(PROBLEM STATEMENT) Restate the whole listing word for word. Pictures are left out.

Source records
===

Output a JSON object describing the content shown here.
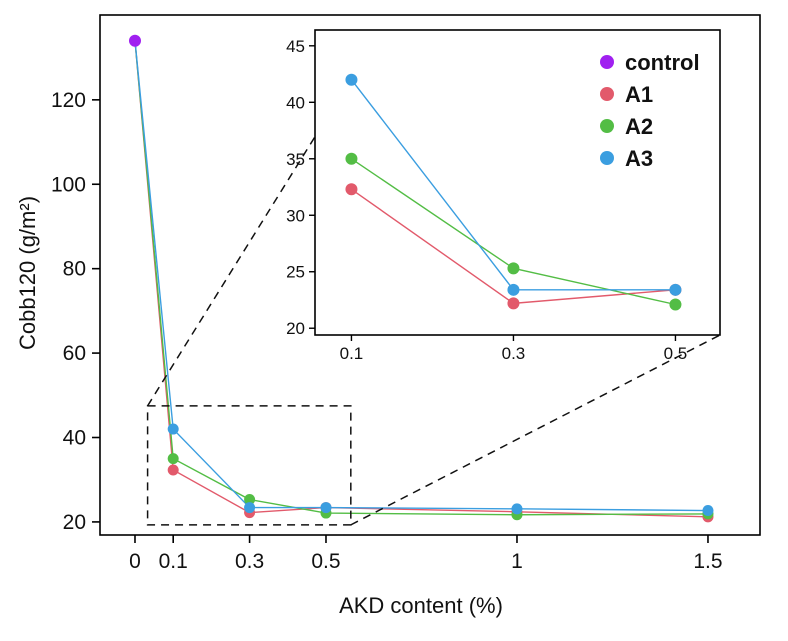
{
  "chart_data": {
    "type": "line",
    "title": "",
    "xlabel": "AKD content (%)",
    "ylabel": "Cobb120 (g/m²)",
    "background": "#ffffff",
    "axis_color": "#000000",
    "text_color": "#111111",
    "main_axes": {
      "xlim": [
        -0.0916,
        1.6362
      ],
      "ylim": [
        16.9,
        140.1
      ],
      "xtick_values": [
        0,
        0.1,
        0.3,
        0.5,
        1,
        1.5
      ],
      "xtick_labels": [
        "0",
        "0.1",
        "0.3",
        "0.5",
        "1",
        "1.5"
      ],
      "ytick_values": [
        20,
        40,
        60,
        80,
        100,
        120
      ],
      "ytick_labels": [
        "20",
        "40",
        "60",
        "80",
        "100",
        "120"
      ],
      "grid": false
    },
    "inset_axes": {
      "xlim": [
        0.055,
        0.555
      ],
      "ylim": [
        19.4,
        46.4
      ],
      "xtick_values": [
        0.1,
        0.3,
        0.5
      ],
      "xtick_labels": [
        "0.1",
        "0.3",
        "0.5"
      ],
      "ytick_values": [
        20,
        25,
        30,
        35,
        40,
        45
      ],
      "ytick_labels": [
        "20",
        "25",
        "30",
        "35",
        "40",
        "45"
      ],
      "grid": false
    },
    "series": [
      {
        "name": "control",
        "color": "#a020f0",
        "x": [
          0
        ],
        "y": [
          134
        ]
      },
      {
        "name": "A1",
        "color": "#e25a6b",
        "x": [
          0,
          0.1,
          0.3,
          0.5,
          1,
          1.5
        ],
        "y": [
          134,
          32.3,
          22.2,
          23.4,
          22.4,
          21.2
        ]
      },
      {
        "name": "A2",
        "color": "#53bd45",
        "x": [
          0,
          0.1,
          0.3,
          0.5,
          1,
          1.5
        ],
        "y": [
          134,
          35.0,
          25.3,
          22.1,
          21.7,
          21.9
        ]
      },
      {
        "name": "A3",
        "color": "#3b9ee0",
        "x": [
          0,
          0.1,
          0.3,
          0.5,
          1,
          1.5
        ],
        "y": [
          134,
          42.0,
          23.4,
          23.4,
          23.1,
          22.7
        ]
      }
    ],
    "legend": {
      "position": "inset-top-right",
      "entries": [
        "control",
        "A1",
        "A2",
        "A3"
      ]
    },
    "zoom_rect": {
      "x0": 0.033,
      "x1": 0.565,
      "y0": 19.3,
      "y1": 47.5
    }
  }
}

===

(EXPECTED ANSWER)
Output a JSON object describing the content shown here.
{
  "chart_data": {
    "type": "line",
    "title": "",
    "xlabel": "AKD content (%)",
    "ylabel": "Cobb120 (g/m²)",
    "background": "#ffffff",
    "axis_color": "#000000",
    "text_color": "#111111",
    "main_axes": {
      "xlim": [
        -0.0916,
        1.6362
      ],
      "ylim": [
        16.9,
        140.1
      ],
      "xtick_values": [
        0,
        0.1,
        0.3,
        0.5,
        1,
        1.5
      ],
      "xtick_labels": [
        "0",
        "0.1",
        "0.3",
        "0.5",
        "1",
        "1.5"
      ],
      "ytick_values": [
        20,
        40,
        60,
        80,
        100,
        120
      ],
      "ytick_labels": [
        "20",
        "40",
        "60",
        "80",
        "100",
        "120"
      ],
      "grid": false
    },
    "inset_axes": {
      "xlim": [
        0.055,
        0.555
      ],
      "ylim": [
        19.4,
        46.4
      ],
      "xtick_values": [
        0.1,
        0.3,
        0.5
      ],
      "xtick_labels": [
        "0.1",
        "0.3",
        "0.5"
      ],
      "ytick_values": [
        20,
        25,
        30,
        35,
        40,
        45
      ],
      "ytick_labels": [
        "20",
        "25",
        "30",
        "35",
        "40",
        "45"
      ],
      "grid": false
    },
    "series": [
      {
        "name": "control",
        "color": "#a020f0",
        "x": [
          0
        ],
        "y": [
          134
        ]
      },
      {
        "name": "A1",
        "color": "#e25a6b",
        "x": [
          0,
          0.1,
          0.3,
          0.5,
          1,
          1.5
        ],
        "y": [
          134,
          32.3,
          22.2,
          23.4,
          22.4,
          21.2
        ]
      },
      {
        "name": "A2",
        "color": "#53bd45",
        "x": [
          0,
          0.1,
          0.3,
          0.5,
          1,
          1.5
        ],
        "y": [
          134,
          35.0,
          25.3,
          22.1,
          21.7,
          21.9
        ]
      },
      {
        "name": "A3",
        "color": "#3b9ee0",
        "x": [
          0,
          0.1,
          0.3,
          0.5,
          1,
          1.5
        ],
        "y": [
          134,
          42.0,
          23.4,
          23.4,
          23.1,
          22.7
        ]
      }
    ],
    "legend": {
      "position": "inset-top-right",
      "entries": [
        "control",
        "A1",
        "A2",
        "A3"
      ]
    },
    "zoom_rect": {
      "x0": 0.033,
      "x1": 0.565,
      "y0": 19.3,
      "y1": 47.5
    }
  }
}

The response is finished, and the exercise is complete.